• [GIVEN PROBLEM] Search the material for the word "zabawy" and copy each line that holds it.

--- BEGIN ---

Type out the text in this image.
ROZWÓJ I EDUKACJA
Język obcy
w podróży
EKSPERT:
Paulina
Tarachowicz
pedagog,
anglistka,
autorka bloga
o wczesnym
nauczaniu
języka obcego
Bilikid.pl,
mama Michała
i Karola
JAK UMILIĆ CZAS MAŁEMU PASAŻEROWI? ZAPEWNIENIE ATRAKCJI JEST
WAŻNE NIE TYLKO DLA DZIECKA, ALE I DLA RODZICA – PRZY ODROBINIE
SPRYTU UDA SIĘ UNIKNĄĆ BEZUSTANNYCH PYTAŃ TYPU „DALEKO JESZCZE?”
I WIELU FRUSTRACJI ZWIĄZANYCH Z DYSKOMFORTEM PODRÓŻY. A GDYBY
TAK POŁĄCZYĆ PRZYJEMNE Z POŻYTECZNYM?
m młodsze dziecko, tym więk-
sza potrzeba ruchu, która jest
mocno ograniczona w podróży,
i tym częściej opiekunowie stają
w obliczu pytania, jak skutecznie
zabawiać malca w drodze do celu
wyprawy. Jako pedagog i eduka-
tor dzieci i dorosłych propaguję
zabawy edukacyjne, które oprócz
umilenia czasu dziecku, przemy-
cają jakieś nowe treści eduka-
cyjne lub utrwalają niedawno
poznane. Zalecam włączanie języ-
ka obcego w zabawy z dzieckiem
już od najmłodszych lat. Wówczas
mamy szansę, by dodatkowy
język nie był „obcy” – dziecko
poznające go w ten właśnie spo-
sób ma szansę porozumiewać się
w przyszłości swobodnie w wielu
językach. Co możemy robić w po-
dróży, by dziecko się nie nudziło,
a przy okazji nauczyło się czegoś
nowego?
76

--- END ---
--- BEGIN ---

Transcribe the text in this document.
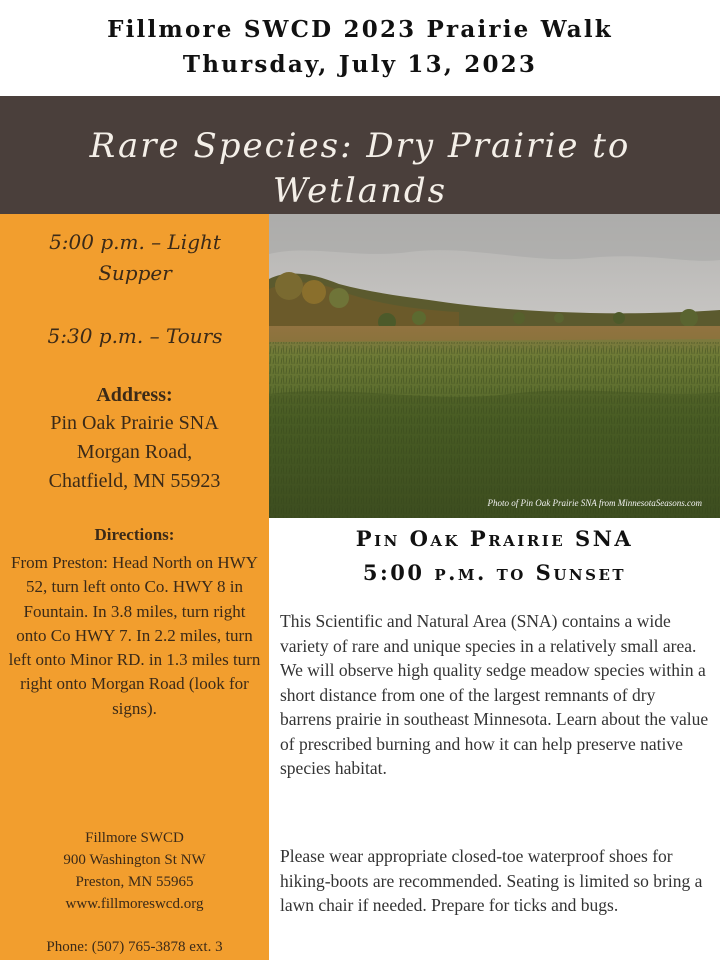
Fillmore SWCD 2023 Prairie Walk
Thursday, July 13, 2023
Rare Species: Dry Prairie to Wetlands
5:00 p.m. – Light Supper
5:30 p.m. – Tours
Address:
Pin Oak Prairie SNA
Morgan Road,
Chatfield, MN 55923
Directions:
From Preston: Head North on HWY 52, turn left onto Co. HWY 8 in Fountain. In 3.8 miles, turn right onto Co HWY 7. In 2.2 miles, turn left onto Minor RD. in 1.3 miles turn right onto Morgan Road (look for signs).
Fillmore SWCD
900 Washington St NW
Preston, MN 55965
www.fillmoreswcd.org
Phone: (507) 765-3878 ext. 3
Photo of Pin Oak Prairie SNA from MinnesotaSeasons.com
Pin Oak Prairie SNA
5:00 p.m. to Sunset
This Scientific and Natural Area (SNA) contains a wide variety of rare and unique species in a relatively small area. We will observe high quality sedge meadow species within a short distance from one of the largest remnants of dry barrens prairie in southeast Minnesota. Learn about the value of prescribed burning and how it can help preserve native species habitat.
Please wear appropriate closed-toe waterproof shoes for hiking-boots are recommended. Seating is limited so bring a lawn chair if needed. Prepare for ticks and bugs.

--- END ---

• [FULL RESPONSE]
zabawy edukacyjne, które oprócz
ka obcego w zabawy z dzieckiem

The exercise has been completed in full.